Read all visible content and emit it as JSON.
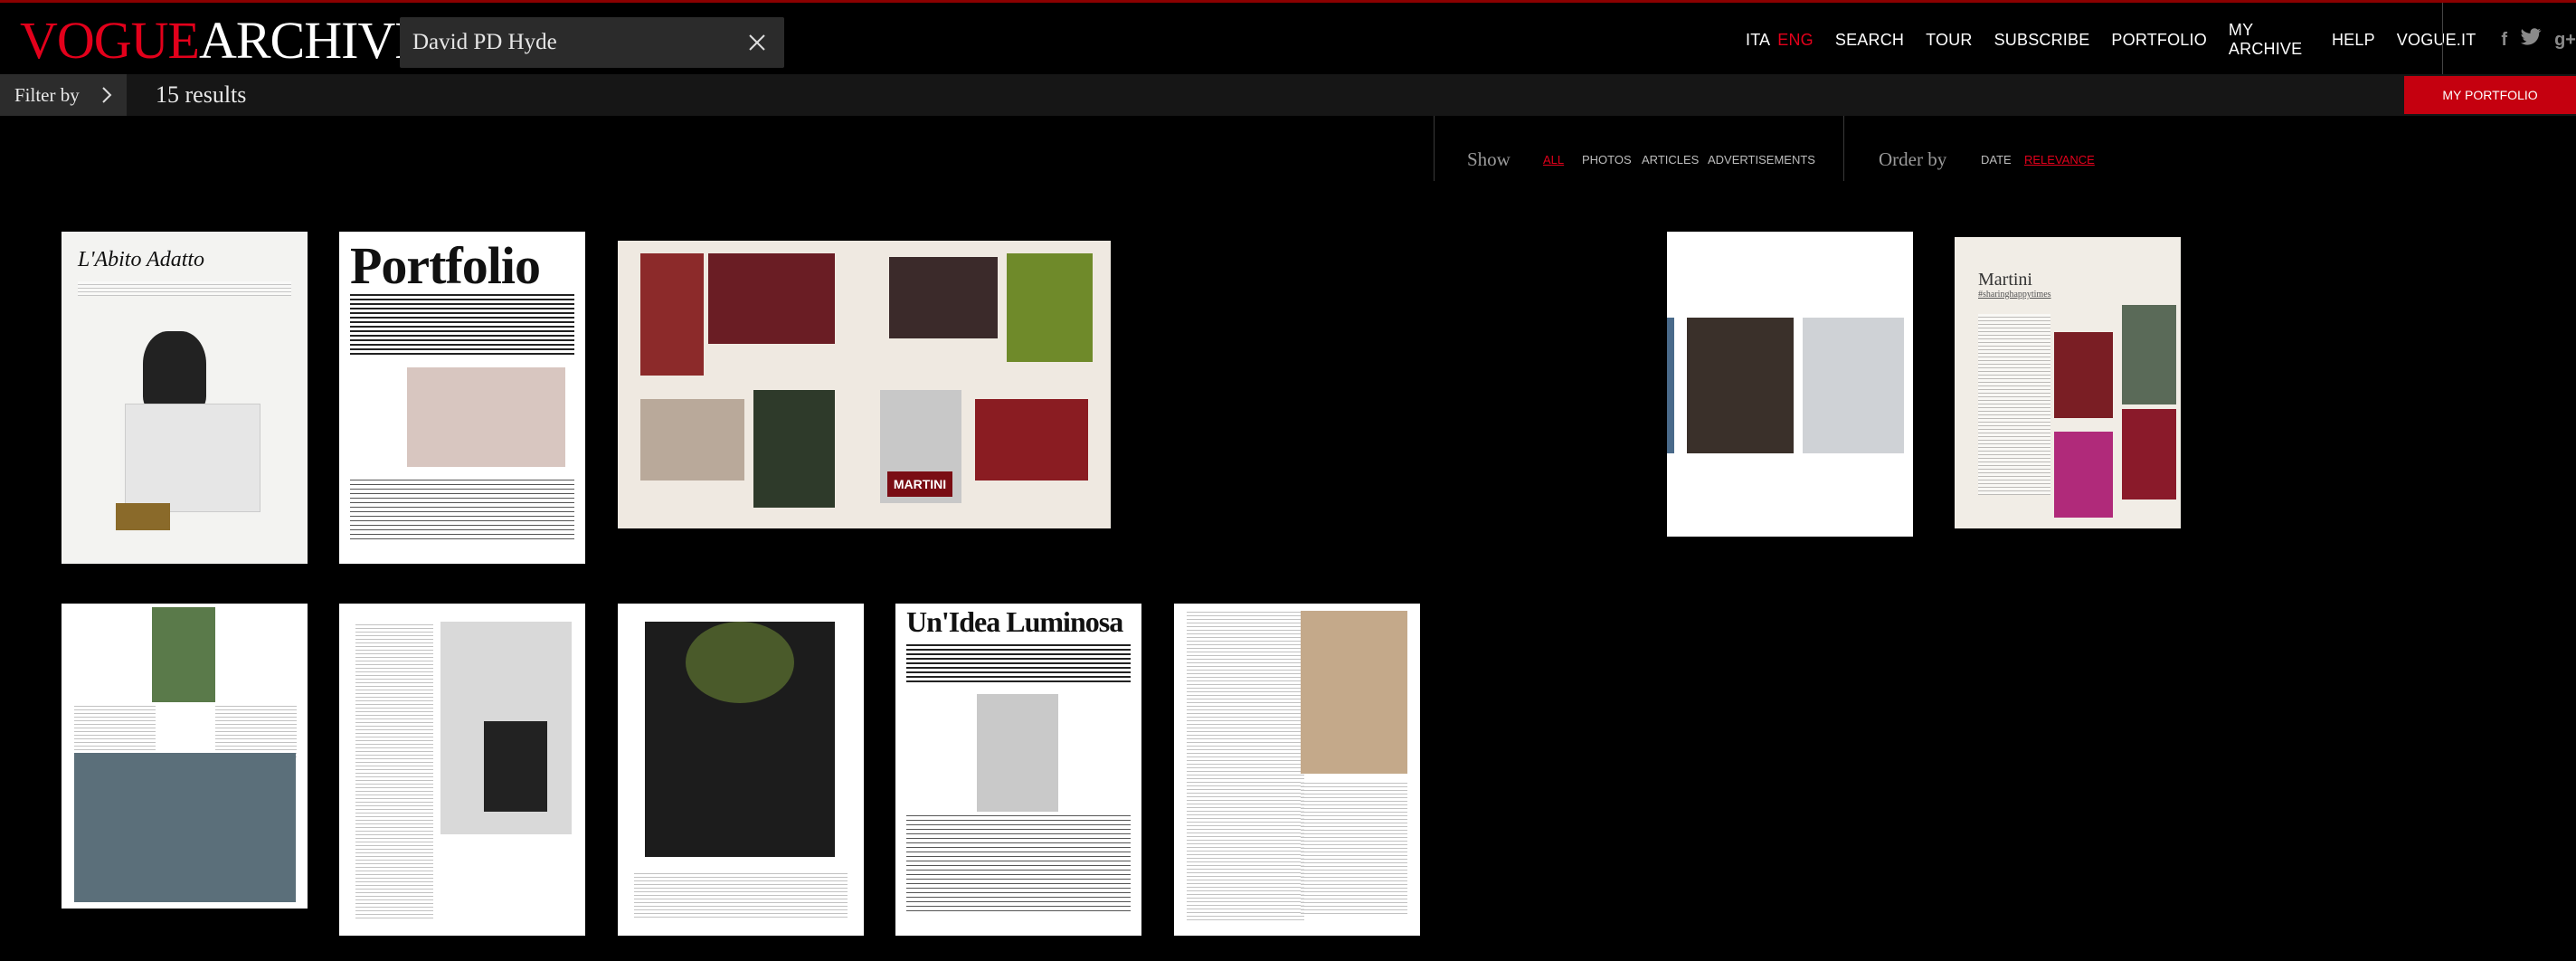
{
  "logo": {
    "vogue": "VOGUE",
    "archive": "ARCHIVE"
  },
  "search": {
    "value": "David PD Hyde",
    "clear_icon": "close-icon"
  },
  "nav": {
    "ita": "ITA",
    "eng": "ENG",
    "search": "SEARCH",
    "tour": "TOUR",
    "subscribe": "SUBSCRIBE",
    "portfolio": "PORTFOLIO",
    "my_archive": "MY ARCHIVE",
    "help": "HELP",
    "vogue_it": "VOGUE.IT",
    "social": {
      "facebook": "f",
      "twitter": "🐦",
      "gplus": "g+"
    }
  },
  "subbar": {
    "filter_label": "Filter by",
    "results": "15 results",
    "my_portfolio": "MY PORTFOLIO"
  },
  "show": {
    "label": "Show",
    "options": [
      "ALL",
      "PHOTOS",
      "ARTICLES",
      "ADVERTISEMENTS"
    ],
    "selected": "ALL"
  },
  "order": {
    "label": "Order by",
    "options": [
      "DATE",
      "RELEVANCE"
    ],
    "selected": "RELEVANCE"
  },
  "thumbs": {
    "t1_title": "L'Abito Adatto",
    "t2_title": "Portfolio",
    "t3_label": "MARTINI",
    "t5_title": "Martini",
    "t5_sub": "#sharinghappytimes",
    "t9_title": "Un'Idea Luminosa"
  },
  "colors": {
    "brand_red": "#e3001b",
    "button_red": "#c5000f",
    "bar": "#161616"
  }
}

#### WHAT TO PRODUCE:
Every record above should be written out again exactly; the pictures stay out of the copy.

#### SOLUTION TO THIS EXERCISE:
Read all visible content and emit it as JSON.
{
  "logo": {
    "vogue": "VOGUE",
    "archive": "ARCHIVE"
  },
  "search": {
    "value": "David PD Hyde",
    "clear_icon": "close-icon"
  },
  "nav": {
    "ita": "ITA",
    "eng": "ENG",
    "search": "SEARCH",
    "tour": "TOUR",
    "subscribe": "SUBSCRIBE",
    "portfolio": "PORTFOLIO",
    "my_archive": "MY ARCHIVE",
    "help": "HELP",
    "vogue_it": "VOGUE.IT",
    "social": {
      "facebook": "f",
      "twitter": "🐦",
      "gplus": "g+"
    }
  },
  "subbar": {
    "filter_label": "Filter by",
    "results": "15 results",
    "my_portfolio": "MY PORTFOLIO"
  },
  "show": {
    "label": "Show",
    "options": [
      "ALL",
      "PHOTOS",
      "ARTICLES",
      "ADVERTISEMENTS"
    ],
    "selected": "ALL"
  },
  "order": {
    "label": "Order by",
    "options": [
      "DATE",
      "RELEVANCE"
    ],
    "selected": "RELEVANCE"
  },
  "thumbs": {
    "t1_title": "L'Abito Adatto",
    "t2_title": "Portfolio",
    "t3_label": "MARTINI",
    "t5_title": "Martini",
    "t5_sub": "#sharinghappytimes",
    "t9_title": "Un'Idea Luminosa"
  },
  "colors": {
    "brand_red": "#e3001b",
    "button_red": "#c5000f",
    "bar": "#161616"
  }
}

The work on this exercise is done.